◆ Given data ◆

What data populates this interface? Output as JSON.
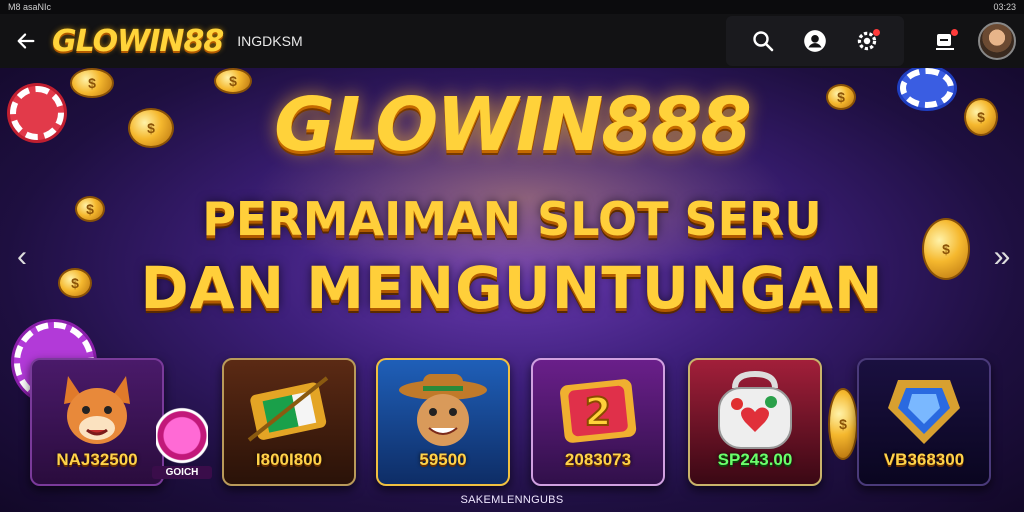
{
  "status_bar": {
    "left_text": "M8 asaNIc",
    "right_text": "03:23"
  },
  "header": {
    "logo": "GLOWIN88",
    "subtitle": "INGDKSM"
  },
  "icons": {
    "back": "back-arrow-icon",
    "search": "search-icon",
    "profile": "user-icon",
    "settings": "gear-icon",
    "inbox": "inbox-icon",
    "avatar": "avatar-image"
  },
  "banner": {
    "title": "GLOWIN888",
    "line1": "PERMAIMAN SLOT SERU",
    "line2": "DAN MENGUNTUNGAN",
    "prev_arrow": "‹",
    "next_arrow": "»",
    "caption": "SAKEMLENNGUBS"
  },
  "coin_badge": {
    "label": "GOICH"
  },
  "games": [
    {
      "name": "fox-game",
      "amount": "NAJ32500"
    },
    {
      "name": "flag-game",
      "amount": "I800I800"
    },
    {
      "name": "cowboy-game",
      "amount": "59500"
    },
    {
      "name": "lucky-2-game",
      "amount": "2083073"
    },
    {
      "name": "lucky-bag-game",
      "amount": "SP243.00"
    },
    {
      "name": "shield-game",
      "amount": "VB368300"
    }
  ],
  "colors": {
    "gold": "#ffd23a",
    "banner_purple": "#3d1f7a",
    "notification": "#ff3b3b"
  }
}
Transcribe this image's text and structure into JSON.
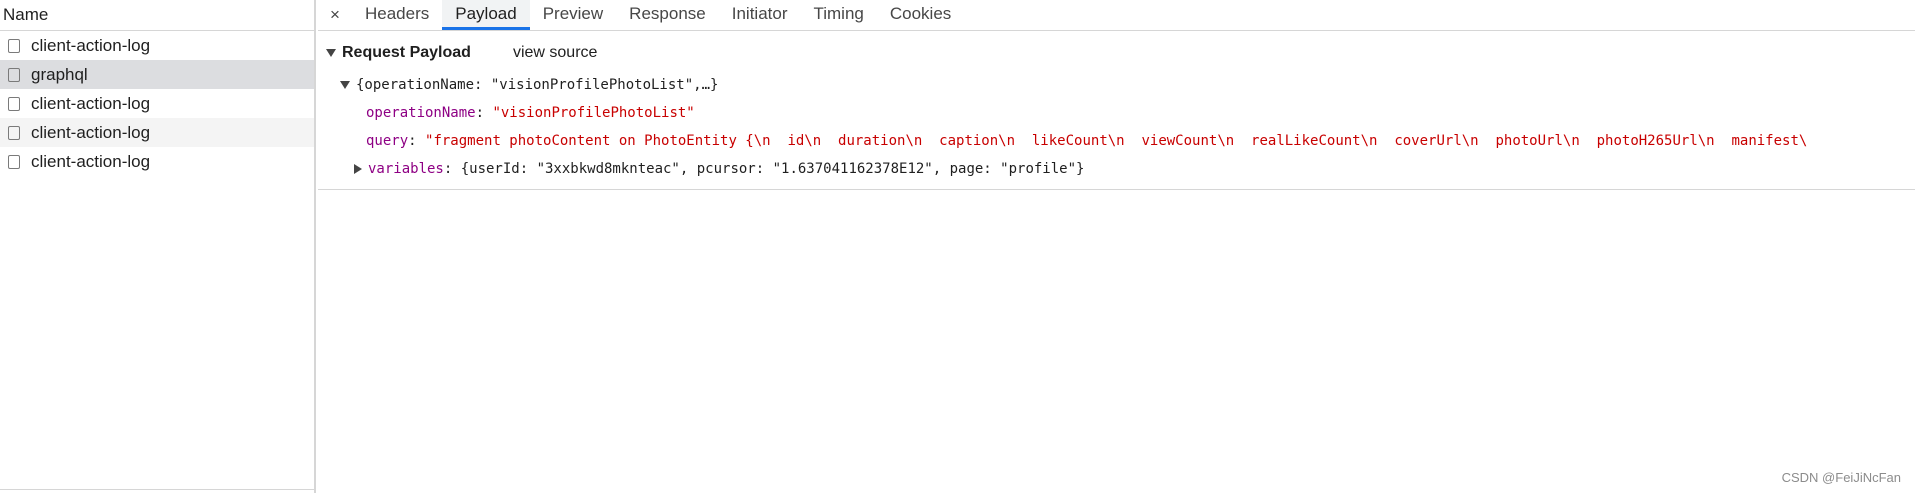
{
  "request_list": {
    "header": "Name",
    "items": [
      {
        "name": "client-action-log",
        "selected": false
      },
      {
        "name": "graphql",
        "selected": true
      },
      {
        "name": "client-action-log",
        "selected": false
      },
      {
        "name": "client-action-log",
        "selected": false
      },
      {
        "name": "client-action-log",
        "selected": false
      }
    ]
  },
  "tabs": {
    "close_label": "×",
    "items": [
      "Headers",
      "Payload",
      "Preview",
      "Response",
      "Initiator",
      "Timing",
      "Cookies"
    ],
    "active": "Payload"
  },
  "payload": {
    "title": "Request Payload",
    "view_source_label": "view source",
    "root_summary": "{operationName: \"visionProfilePhotoList\",…}",
    "operation_name": {
      "key": "operationName",
      "value": "\"visionProfilePhotoList\""
    },
    "query": {
      "key": "query",
      "value": "\"fragment photoContent on PhotoEntity {\\n  id\\n  duration\\n  caption\\n  likeCount\\n  viewCount\\n  realLikeCount\\n  coverUrl\\n  photoUrl\\n  photoH265Url\\n  manifest\\"
    },
    "variables": {
      "key": "variables",
      "value": "{userId: \"3xxbkwd8mknteac\", pcursor: \"1.637041162378E12\", page: \"profile\"}"
    }
  },
  "watermark": "CSDN @FeiJiNcFan",
  "colors": {
    "accent_tab": "#1a73e8",
    "key_color": "#881280",
    "string_color": "#c80000",
    "selected_row": "#dcdde0"
  }
}
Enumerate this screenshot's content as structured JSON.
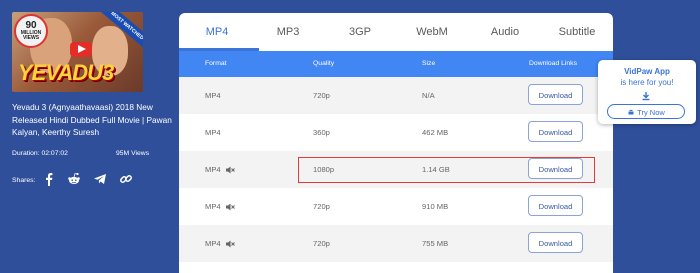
{
  "video": {
    "thumbnail": {
      "views_badge_number": "90",
      "views_badge_text": "MILLION VIEWS",
      "ribbon": "MOST WATCHED",
      "logo": "YEVADU3"
    },
    "title": "Yevadu 3 (Agnyaathavaasi) 2018 New Released Hindi Dubbed Full Movie | Pawan Kalyan, Keerthy Suresh",
    "duration": "Duration: 02:07:02",
    "views": "95M Views",
    "shares_label": "Shares:",
    "share_icons": [
      "facebook-icon",
      "reddit-icon",
      "telegram-icon",
      "link-icon"
    ]
  },
  "tabs": [
    {
      "label": "MP4",
      "active": true
    },
    {
      "label": "MP3",
      "active": false
    },
    {
      "label": "3GP",
      "active": false
    },
    {
      "label": "WebM",
      "active": false
    },
    {
      "label": "Audio",
      "active": false
    },
    {
      "label": "Subtitle",
      "active": false
    }
  ],
  "table": {
    "headers": {
      "format": "Format",
      "quality": "Quality",
      "size": "Size",
      "links": "Download Links"
    },
    "rows": [
      {
        "format": "MP4",
        "muted": false,
        "quality": "720p",
        "size": "N/A",
        "button": "Download"
      },
      {
        "format": "MP4",
        "muted": false,
        "quality": "360p",
        "size": "462 MB",
        "button": "Download"
      },
      {
        "format": "MP4",
        "muted": true,
        "quality": "1080p",
        "size": "1.14 GB",
        "button": "Download"
      },
      {
        "format": "MP4",
        "muted": true,
        "quality": "720p",
        "size": "910 MB",
        "button": "Download"
      },
      {
        "format": "MP4",
        "muted": true,
        "quality": "720p",
        "size": "755 MB",
        "button": "Download"
      }
    ]
  },
  "app_popup": {
    "title": "VidPaw App",
    "subtitle": "is here for you!",
    "button": "Try Now"
  },
  "colors": {
    "page_bg": "#2f4f9b",
    "accent": "#3b73d6",
    "header_bg": "#4286f4",
    "highlight": "#e23b3b"
  }
}
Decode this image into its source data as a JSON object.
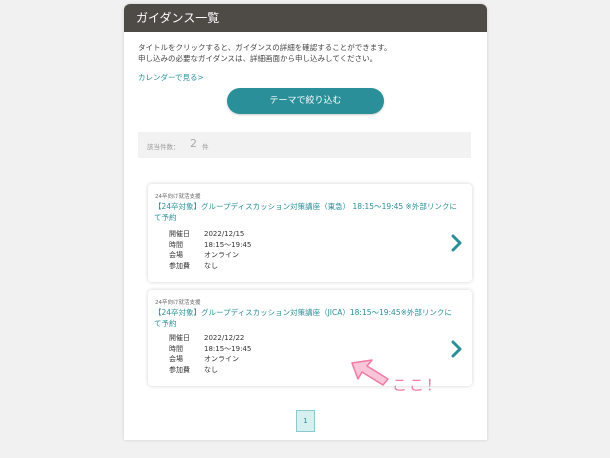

◆ Your task ◆
Search the entries for the string "visionProfilePhotoList" and collect each line that has it.

◆ Written solution ◆
    "root_summary": "{operationName: \"visionProfilePhotoList\",…}",
      "value": "\"visionProfilePhotoList\""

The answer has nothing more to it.